Job
In the listing below, find every line containing "index" and copy it out.

[START OF Task data]

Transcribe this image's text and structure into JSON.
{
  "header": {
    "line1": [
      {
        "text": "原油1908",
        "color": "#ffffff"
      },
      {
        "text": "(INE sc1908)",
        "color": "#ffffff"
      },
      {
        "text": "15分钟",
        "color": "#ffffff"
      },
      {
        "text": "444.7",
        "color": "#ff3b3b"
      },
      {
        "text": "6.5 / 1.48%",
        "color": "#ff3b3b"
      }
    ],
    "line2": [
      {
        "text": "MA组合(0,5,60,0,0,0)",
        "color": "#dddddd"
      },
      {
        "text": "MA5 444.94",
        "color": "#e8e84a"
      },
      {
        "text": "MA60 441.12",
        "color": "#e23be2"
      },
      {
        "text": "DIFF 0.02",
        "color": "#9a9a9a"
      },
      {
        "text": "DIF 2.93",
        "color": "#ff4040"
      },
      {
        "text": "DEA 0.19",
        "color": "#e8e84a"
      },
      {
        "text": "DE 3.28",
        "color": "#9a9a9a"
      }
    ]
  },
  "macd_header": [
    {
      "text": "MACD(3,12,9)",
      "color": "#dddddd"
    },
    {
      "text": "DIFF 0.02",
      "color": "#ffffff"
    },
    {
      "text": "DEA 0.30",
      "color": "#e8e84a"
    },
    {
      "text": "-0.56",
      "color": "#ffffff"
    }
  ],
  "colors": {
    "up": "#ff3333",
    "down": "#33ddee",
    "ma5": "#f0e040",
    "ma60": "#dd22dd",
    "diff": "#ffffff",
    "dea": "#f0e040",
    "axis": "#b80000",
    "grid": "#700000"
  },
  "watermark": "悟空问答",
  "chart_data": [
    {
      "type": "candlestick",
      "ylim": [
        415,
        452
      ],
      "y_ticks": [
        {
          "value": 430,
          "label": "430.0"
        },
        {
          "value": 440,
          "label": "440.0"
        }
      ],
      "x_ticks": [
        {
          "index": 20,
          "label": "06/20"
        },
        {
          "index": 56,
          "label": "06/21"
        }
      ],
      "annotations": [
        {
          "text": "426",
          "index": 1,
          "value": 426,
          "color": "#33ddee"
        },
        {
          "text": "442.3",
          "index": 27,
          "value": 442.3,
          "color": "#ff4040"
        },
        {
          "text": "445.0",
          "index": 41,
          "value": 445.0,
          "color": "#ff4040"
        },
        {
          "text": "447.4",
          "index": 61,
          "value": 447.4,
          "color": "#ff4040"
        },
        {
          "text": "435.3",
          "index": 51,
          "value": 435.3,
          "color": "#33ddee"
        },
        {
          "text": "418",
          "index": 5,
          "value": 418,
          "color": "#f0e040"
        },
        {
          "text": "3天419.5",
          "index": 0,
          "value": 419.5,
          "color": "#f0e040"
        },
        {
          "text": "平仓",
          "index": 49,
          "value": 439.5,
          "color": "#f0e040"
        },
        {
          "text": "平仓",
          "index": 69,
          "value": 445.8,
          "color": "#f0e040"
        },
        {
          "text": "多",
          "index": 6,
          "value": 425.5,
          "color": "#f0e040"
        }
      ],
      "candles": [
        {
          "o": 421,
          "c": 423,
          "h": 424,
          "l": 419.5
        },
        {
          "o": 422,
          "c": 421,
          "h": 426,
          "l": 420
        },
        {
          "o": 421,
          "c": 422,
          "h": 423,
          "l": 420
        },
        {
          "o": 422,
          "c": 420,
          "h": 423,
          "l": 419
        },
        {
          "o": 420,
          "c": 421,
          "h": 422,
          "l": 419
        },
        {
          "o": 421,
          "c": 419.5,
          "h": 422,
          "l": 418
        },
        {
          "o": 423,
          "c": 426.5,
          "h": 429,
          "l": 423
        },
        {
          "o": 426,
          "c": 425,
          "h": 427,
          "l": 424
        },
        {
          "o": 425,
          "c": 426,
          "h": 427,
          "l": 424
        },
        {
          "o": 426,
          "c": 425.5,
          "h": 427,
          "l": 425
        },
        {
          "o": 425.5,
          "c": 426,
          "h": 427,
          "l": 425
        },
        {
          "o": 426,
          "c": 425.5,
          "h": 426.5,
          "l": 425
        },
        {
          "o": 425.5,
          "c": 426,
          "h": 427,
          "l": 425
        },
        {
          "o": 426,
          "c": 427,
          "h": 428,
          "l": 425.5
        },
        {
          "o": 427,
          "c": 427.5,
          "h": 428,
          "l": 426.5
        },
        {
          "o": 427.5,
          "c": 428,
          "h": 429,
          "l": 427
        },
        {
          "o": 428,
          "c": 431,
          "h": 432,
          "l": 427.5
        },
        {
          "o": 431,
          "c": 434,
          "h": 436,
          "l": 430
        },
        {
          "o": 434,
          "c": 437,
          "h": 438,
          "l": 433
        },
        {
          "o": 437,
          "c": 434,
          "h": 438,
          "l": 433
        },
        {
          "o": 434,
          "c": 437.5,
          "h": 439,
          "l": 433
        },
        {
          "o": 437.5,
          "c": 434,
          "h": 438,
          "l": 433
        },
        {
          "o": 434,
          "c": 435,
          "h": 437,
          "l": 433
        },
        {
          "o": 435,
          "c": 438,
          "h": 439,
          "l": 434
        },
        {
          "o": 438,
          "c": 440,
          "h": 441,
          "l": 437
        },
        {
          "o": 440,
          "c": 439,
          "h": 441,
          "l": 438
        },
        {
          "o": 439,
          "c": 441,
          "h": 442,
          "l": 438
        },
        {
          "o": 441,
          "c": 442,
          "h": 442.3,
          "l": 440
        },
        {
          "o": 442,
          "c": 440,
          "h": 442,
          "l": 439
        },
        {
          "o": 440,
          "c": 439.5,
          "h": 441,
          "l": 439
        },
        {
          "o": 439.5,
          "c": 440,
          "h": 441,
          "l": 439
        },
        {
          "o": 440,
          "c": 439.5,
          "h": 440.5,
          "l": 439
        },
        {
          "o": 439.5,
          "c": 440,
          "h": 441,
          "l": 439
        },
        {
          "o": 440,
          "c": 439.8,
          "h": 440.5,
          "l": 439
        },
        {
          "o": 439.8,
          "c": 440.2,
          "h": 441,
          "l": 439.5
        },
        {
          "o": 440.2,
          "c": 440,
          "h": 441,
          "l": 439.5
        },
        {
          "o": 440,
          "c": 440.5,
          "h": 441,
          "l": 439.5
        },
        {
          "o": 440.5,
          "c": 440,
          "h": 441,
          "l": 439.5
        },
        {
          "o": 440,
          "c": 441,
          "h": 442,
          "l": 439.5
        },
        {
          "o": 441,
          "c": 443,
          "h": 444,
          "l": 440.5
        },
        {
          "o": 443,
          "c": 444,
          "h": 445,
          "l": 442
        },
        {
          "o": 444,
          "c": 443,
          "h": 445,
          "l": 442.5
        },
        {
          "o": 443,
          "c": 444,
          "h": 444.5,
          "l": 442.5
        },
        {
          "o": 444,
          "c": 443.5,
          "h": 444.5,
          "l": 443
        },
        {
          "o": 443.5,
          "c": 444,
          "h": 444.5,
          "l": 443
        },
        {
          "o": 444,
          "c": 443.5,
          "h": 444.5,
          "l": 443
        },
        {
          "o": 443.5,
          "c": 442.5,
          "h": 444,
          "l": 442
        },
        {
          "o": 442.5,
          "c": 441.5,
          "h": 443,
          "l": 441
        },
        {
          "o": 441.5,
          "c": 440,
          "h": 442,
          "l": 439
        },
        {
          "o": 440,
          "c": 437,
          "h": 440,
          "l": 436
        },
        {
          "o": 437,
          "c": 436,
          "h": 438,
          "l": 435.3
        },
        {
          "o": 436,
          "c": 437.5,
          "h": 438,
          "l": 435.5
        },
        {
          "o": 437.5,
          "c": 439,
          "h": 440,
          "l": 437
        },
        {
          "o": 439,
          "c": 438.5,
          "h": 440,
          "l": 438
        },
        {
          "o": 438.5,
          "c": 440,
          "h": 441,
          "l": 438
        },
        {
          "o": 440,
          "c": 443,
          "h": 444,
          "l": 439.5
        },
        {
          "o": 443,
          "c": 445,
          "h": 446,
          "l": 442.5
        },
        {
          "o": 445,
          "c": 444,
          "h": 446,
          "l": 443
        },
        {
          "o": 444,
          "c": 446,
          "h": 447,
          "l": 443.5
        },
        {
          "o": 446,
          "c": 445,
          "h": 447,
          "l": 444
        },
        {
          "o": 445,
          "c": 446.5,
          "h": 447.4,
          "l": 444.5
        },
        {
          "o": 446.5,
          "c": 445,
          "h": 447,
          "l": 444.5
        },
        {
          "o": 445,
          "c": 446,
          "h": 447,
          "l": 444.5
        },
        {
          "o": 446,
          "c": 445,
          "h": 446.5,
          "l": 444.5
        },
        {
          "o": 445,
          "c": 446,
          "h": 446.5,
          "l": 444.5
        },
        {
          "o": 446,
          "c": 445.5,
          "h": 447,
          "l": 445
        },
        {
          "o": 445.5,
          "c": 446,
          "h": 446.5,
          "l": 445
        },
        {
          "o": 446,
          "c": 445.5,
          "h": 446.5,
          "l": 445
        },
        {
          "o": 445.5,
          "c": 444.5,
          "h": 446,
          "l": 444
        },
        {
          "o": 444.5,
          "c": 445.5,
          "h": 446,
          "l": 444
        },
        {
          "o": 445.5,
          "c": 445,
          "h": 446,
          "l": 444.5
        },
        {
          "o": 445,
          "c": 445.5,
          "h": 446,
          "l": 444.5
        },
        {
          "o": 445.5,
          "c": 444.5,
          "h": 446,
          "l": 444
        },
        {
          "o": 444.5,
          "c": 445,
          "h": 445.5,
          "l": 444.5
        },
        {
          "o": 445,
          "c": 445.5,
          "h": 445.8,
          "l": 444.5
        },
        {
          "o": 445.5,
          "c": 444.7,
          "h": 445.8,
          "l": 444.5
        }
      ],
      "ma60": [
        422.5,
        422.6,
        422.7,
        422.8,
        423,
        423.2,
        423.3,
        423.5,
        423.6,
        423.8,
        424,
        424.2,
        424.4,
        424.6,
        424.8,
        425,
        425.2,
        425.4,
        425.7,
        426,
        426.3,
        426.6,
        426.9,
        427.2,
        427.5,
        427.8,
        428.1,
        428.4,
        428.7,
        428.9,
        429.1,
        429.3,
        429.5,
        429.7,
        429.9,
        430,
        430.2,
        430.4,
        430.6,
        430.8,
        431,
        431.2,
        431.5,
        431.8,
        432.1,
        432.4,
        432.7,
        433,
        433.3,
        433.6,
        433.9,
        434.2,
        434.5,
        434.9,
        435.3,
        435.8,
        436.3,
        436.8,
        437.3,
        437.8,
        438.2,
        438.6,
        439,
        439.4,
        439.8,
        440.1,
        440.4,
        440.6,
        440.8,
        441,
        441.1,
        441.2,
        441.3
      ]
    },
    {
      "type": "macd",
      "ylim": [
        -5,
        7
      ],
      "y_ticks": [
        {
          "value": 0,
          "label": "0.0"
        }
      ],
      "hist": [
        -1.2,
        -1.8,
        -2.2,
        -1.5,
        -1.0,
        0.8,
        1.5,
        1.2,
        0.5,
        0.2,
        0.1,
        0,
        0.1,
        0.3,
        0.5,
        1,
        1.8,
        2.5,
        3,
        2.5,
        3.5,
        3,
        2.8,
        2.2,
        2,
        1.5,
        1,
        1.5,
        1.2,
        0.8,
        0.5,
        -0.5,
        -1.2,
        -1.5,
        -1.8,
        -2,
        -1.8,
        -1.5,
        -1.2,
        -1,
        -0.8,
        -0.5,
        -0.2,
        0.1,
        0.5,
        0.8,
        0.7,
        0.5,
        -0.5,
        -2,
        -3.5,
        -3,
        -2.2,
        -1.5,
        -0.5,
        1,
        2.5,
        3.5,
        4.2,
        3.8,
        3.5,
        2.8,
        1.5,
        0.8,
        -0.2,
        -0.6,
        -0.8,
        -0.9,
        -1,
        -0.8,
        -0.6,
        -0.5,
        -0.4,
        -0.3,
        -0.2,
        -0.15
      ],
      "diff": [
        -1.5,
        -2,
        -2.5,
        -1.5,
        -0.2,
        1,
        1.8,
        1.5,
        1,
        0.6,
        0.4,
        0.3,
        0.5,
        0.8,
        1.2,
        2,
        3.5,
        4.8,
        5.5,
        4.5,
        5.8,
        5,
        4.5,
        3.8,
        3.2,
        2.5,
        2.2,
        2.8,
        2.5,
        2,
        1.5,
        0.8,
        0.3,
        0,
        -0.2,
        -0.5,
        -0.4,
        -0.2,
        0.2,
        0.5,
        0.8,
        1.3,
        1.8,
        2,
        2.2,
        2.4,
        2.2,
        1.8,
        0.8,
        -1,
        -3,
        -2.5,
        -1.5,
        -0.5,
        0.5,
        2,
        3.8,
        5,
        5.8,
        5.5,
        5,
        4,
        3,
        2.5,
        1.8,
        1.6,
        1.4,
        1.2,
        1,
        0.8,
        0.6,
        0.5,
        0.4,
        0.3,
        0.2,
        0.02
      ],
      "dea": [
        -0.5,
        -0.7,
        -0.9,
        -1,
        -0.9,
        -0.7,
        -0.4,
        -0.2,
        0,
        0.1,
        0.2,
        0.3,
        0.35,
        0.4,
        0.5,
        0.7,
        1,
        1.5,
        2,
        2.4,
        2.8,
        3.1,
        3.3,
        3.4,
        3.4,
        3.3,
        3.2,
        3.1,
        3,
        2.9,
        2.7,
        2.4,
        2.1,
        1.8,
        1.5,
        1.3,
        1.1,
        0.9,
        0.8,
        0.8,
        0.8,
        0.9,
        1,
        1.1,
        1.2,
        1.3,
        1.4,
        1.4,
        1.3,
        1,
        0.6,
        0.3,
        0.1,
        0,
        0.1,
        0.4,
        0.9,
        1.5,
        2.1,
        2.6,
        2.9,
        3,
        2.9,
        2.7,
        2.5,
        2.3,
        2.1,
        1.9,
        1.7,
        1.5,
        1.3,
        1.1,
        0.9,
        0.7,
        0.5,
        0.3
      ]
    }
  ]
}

[END OF Task data]

Final answer
          "index": 20,
          "index": 56,
          "index": 1,
          "index": 27,
          "index": 41,
          "index": 61,
          "index": 51,
          "index": 5,
          "index": 0,
          "index": 49,
          "index": 69,
          "index": 6,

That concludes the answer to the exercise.